● **GIVEN TASK**:
Nothing in the records may be left out or altered; reproduce them all exactly.

** Start DATA TO USE **

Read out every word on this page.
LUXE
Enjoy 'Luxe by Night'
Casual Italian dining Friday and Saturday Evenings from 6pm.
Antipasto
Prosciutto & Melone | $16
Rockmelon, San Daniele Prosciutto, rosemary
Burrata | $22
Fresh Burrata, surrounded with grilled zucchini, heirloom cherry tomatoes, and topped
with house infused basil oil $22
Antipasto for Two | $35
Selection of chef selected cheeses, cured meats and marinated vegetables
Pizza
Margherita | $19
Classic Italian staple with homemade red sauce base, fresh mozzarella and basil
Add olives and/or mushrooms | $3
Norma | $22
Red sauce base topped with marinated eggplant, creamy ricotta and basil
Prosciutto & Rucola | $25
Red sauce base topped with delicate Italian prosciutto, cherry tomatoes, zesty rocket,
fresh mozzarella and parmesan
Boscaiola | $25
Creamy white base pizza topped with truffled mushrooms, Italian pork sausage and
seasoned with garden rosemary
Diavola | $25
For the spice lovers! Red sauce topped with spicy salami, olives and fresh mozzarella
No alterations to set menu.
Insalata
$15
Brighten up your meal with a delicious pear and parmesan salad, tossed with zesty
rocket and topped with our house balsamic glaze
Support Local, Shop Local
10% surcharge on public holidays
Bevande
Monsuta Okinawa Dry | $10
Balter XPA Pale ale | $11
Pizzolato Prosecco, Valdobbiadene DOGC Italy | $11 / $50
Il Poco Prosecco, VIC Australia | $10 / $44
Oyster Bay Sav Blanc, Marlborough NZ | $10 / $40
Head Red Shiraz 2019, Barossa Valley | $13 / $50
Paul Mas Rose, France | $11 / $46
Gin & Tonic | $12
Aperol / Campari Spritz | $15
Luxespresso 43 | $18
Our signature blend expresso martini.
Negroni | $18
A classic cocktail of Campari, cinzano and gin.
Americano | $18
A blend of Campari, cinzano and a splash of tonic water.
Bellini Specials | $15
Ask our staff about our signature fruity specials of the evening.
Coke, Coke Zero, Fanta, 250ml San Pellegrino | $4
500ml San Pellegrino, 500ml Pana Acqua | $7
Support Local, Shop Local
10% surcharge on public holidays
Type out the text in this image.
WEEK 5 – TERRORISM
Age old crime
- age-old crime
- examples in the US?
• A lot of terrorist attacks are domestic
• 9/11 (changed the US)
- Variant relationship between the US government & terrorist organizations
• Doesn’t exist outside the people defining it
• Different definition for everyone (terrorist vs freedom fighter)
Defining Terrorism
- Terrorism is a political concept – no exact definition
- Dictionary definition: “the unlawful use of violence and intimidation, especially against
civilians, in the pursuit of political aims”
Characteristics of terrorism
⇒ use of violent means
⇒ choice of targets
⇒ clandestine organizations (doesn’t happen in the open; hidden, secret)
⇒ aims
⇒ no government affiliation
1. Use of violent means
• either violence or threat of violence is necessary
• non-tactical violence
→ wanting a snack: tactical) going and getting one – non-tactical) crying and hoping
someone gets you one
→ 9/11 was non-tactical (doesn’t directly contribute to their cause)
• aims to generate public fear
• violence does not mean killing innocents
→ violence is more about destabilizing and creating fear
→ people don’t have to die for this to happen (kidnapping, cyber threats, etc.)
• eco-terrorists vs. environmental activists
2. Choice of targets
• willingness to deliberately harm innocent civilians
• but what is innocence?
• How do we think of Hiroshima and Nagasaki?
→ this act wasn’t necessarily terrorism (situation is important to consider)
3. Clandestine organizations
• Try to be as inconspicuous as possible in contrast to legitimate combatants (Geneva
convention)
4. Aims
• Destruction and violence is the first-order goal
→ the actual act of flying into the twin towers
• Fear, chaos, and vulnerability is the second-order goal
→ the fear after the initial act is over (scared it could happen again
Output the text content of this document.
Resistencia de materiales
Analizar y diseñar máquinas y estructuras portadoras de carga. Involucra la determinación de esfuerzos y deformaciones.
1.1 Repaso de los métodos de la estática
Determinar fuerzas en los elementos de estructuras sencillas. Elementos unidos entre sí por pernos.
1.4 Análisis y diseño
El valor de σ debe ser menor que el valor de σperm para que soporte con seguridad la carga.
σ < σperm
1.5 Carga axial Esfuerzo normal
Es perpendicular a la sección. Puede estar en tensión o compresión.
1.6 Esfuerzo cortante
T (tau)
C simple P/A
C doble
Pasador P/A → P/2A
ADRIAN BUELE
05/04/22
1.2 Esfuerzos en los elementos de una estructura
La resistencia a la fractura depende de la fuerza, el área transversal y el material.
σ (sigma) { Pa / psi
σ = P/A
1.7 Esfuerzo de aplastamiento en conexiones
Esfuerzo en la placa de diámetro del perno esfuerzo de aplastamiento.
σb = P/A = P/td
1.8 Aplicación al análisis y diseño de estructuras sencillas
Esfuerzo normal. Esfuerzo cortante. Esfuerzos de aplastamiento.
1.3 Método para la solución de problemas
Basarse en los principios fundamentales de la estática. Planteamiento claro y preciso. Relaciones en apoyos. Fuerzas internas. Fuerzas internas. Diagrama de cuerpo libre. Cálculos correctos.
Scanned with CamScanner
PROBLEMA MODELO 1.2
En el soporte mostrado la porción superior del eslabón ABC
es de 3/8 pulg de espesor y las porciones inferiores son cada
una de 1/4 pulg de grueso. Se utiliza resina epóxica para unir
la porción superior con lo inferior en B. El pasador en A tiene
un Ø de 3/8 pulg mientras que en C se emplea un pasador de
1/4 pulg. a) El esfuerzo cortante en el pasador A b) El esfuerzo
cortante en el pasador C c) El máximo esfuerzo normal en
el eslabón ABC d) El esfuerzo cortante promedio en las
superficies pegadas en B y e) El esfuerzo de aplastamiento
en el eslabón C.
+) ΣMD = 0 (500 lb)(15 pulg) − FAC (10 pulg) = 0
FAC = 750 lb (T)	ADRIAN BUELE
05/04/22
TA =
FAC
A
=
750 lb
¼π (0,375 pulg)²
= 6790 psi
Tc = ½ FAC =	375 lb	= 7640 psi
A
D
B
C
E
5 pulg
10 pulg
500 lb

** End DATA TO USE **

● **THE RESULT**:
Read out every word on this page.
LUXE
Enjoy 'Luxe by Night'
Casual Italian dining Friday and Saturday Evenings from 6pm.
Antipasto
Prosciutto & Melone | $16
Rockmelon, San Daniele Prosciutto, rosemary
Burrata | $22
Fresh Burrata, surrounded with grilled zucchini, heirloom cherry tomatoes, and topped
with house infused basil oil $22
Antipasto for Two | $35
Selection of chef selected cheeses, cured meats and marinated vegetables
Pizza
Margherita | $19
Classic Italian staple with homemade red sauce base, fresh mozzarella and basil
Add olives and/or mushrooms | $3
Norma | $22
Red sauce base topped with marinated eggplant, creamy ricotta and basil
Prosciutto & Rucola | $25
Red sauce base topped with delicate Italian prosciutto, cherry tomatoes, zesty rocket,
fresh mozzarella and parmesan
Boscaiola | $25
Creamy white base pizza topped with truffled mushrooms, Italian pork sausage and
seasoned with garden rosemary
Diavola | $25
For the spice lovers! Red sauce topped with spicy salami, olives and fresh mozzarella
No alterations to set menu.
Insalata
$15
Brighten up your meal with a delicious pear and parmesan salad, tossed with zesty
rocket and topped with our house balsamic glaze
Support Local, Shop Local
10% surcharge on public holidays
Bevande
Monsuta Okinawa Dry | $10
Balter XPA Pale ale | $11
Pizzolato Prosecco, Valdobbiadene DOGC Italy | $11 / $50
Il Poco Prosecco, VIC Australia | $10 / $44
Oyster Bay Sav Blanc, Marlborough NZ | $10 / $40
Head Red Shiraz 2019, Barossa Valley | $13 / $50
Paul Mas Rose, France | $11 / $46
Gin & Tonic | $12
Aperol / Campari Spritz | $15
Luxespresso 43 | $18
Our signature blend expresso martini.
Negroni | $18
A classic cocktail of Campari, cinzano and gin.
Americano | $18
A blend of Campari, cinzano and a splash of tonic water.
Bellini Specials | $15
Ask our staff about our signature fruity specials of the evening.
Coke, Coke Zero, Fanta, 250ml San Pellegrino | $4
500ml San Pellegrino, 500ml Pana Acqua | $7
Support Local, Shop Local
10% surcharge on public holidays
Type out the text in this image.
WEEK 5 – TERRORISM
Age old crime
- age-old crime
- examples in the US?
• A lot of terrorist attacks are domestic
• 9/11 (changed the US)
- Variant relationship between the US government & terrorist organizations
• Doesn’t exist outside the people defining it
• Different definition for everyone (terrorist vs freedom fighter)
Defining Terrorism
- Terrorism is a political concept – no exact definition
- Dictionary definition: “the unlawful use of violence and intimidation, especially against
civilians, in the pursuit of political aims”
Characteristics of terrorism
⇒ use of violent means
⇒ choice of targets
⇒ clandestine organizations (doesn’t happen in the open; hidden, secret)
⇒ aims
⇒ no government affiliation
1. Use of violent means
• either violence or threat of violence is necessary
• non-tactical violence
→ wanting a snack: tactical) going and getting one – non-tactical) crying and hoping
someone gets you one
→ 9/11 was non-tactical (doesn’t directly contribute to their cause)
• aims to generate public fear
• violence does not mean killing innocents
→ violence is more about destabilizing and creating fear
→ people don’t have to die for this to happen (kidnapping, cyber threats, etc.)
• eco-terrorists vs. environmental activists
2. Choice of targets
• willingness to deliberately harm innocent civilians
• but what is innocence?
• How do we think of Hiroshima and Nagasaki?
→ this act wasn’t necessarily terrorism (situation is important to consider)
3. Clandestine organizations
• Try to be as inconspicuous as possible in contrast to legitimate combatants (Geneva
convention)
4. Aims
• Destruction and violence is the first-order goal
→ the actual act of flying into the twin towers
• Fear, chaos, and vulnerability is the second-order goal
→ the fear after the initial act is over (scared it could happen again
Output the text content of this document.
Resistencia de materiales
Analizar y diseñar máquinas y estructuras portadoras de carga. Involucra la determinación de esfuerzos y deformaciones.
1.1 Repaso de los métodos de la estática
Determinar fuerzas en los elementos de estructuras sencillas. Elementos unidos entre sí por pernos.
1.4 Análisis y diseño
El valor de σ debe ser menor que el valor de σperm para que soporte con seguridad la carga.
σ < σperm
1.5 Carga axial Esfuerzo normal
Es perpendicular a la sección. Puede estar en tensión o compresión.
1.6 Esfuerzo cortante
T (tau)
C simple P/A
C doble
Pasador P/A → P/2A
ADRIAN BUELE
05/04/22
1.2 Esfuerzos en los elementos de una estructura
La resistencia a la fractura depende de la fuerza, el área transversal y el material.
σ (sigma) { Pa / psi
σ = P/A
1.7 Esfuerzo de aplastamiento en conexiones
Esfuerzo en la placa de diámetro del perno esfuerzo de aplastamiento.
σb = P/A = P/td
1.8 Aplicación al análisis y diseño de estructuras sencillas
Esfuerzo normal. Esfuerzo cortante. Esfuerzos de aplastamiento.
1.3 Método para la solución de problemas
Basarse en los principios fundamentales de la estática. Planteamiento claro y preciso. Relaciones en apoyos. Fuerzas internas. Fuerzas internas. Diagrama de cuerpo libre. Cálculos correctos.
Scanned with CamScanner
PROBLEMA MODELO 1.2
En el soporte mostrado la porción superior del eslabón ABC
es de 3/8 pulg de espesor y las porciones inferiores son cada
una de 1/4 pulg de grueso. Se utiliza resina epóxica para unir
la porción superior con lo inferior en B. El pasador en A tiene
un Ø de 3/8 pulg mientras que en C se emplea un pasador de
1/4 pulg. a) El esfuerzo cortante en el pasador A b) El esfuerzo
cortante en el pasador C c) El máximo esfuerzo normal en
el eslabón ABC d) El esfuerzo cortante promedio en las
superficies pegadas en B y e) El esfuerzo de aplastamiento
en el eslabón C.
+) ΣMD = 0 (500 lb)(15 pulg) − FAC (10 pulg) = 0
FAC = 750 lb (T)	ADRIAN BUELE
05/04/22
TA =
FAC
A
=
750 lb
¼π (0,375 pulg)²
= 6790 psi
Tc = ½ FAC =	375 lb	= 7640 psi
A
D
B
C
E
5 pulg
10 pulg
500 lb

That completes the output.